## Set problem
In the data below, find every line that has the string "timestamp", and copy it.

## Material provided
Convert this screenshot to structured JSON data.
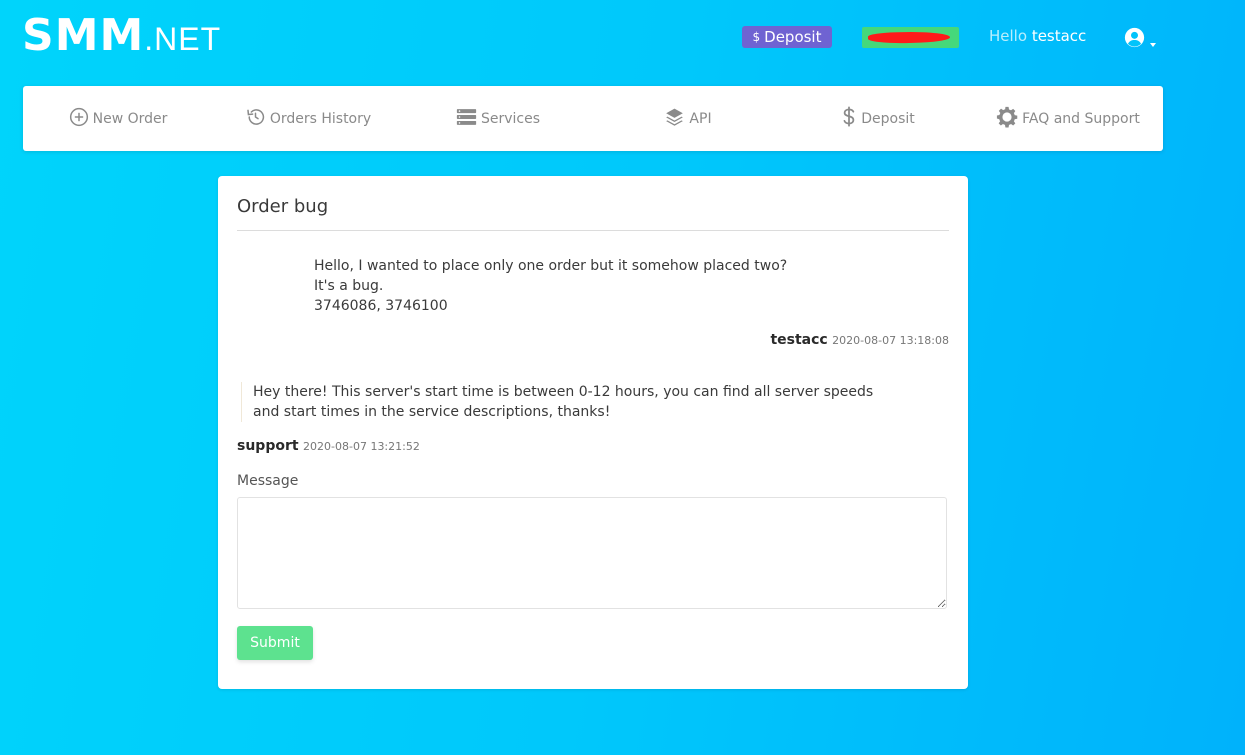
{
  "header": {
    "logo_main": "SMM",
    "logo_suffix": ".NET",
    "deposit_button": {
      "currency_symbol": "$",
      "label": "Deposit",
      "color": "#6f63d2"
    },
    "balance_badge": {
      "value": "",
      "color": "#45d87b",
      "redacted": true
    },
    "greeting": "Hello",
    "username": "testacc",
    "user_icon": "user-circle-icon"
  },
  "nav": {
    "items": [
      {
        "label": "New Order",
        "icon": "plus-circle-icon"
      },
      {
        "label": "Orders History",
        "icon": "history-icon"
      },
      {
        "label": "Services",
        "icon": "server-icon"
      },
      {
        "label": "API",
        "icon": "layers-icon"
      },
      {
        "label": "Deposit",
        "icon": "dollar-icon"
      },
      {
        "label": "FAQ and Support",
        "icon": "gear-icon"
      }
    ]
  },
  "ticket": {
    "subject": "Order bug",
    "messages": [
      {
        "lines": [
          "Hello, I wanted to place only one order but it somehow placed two?",
          "It's a bug.",
          "3746086, 3746100"
        ],
        "author": "testacc",
        "timestamp": "2020-08-07 13:18:08"
      },
      {
        "lines": [
          "Hey there! This server's start time is between 0-12 hours, you can find all server speeds",
          "and start times in the service descriptions, thanks!"
        ],
        "author": "support",
        "timestamp": "2020-08-07 13:21:52"
      }
    ],
    "form": {
      "message_label": "Message",
      "message_value": "",
      "submit_label": "Submit",
      "submit_color": "#5de28f"
    }
  },
  "colors": {
    "background_start": "#00d4fb",
    "background_end": "#00b2fb"
  }
}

## The answer
        "timestamp": "2020-08-07 13:18:08"
        "timestamp": "2020-08-07 13:21:52"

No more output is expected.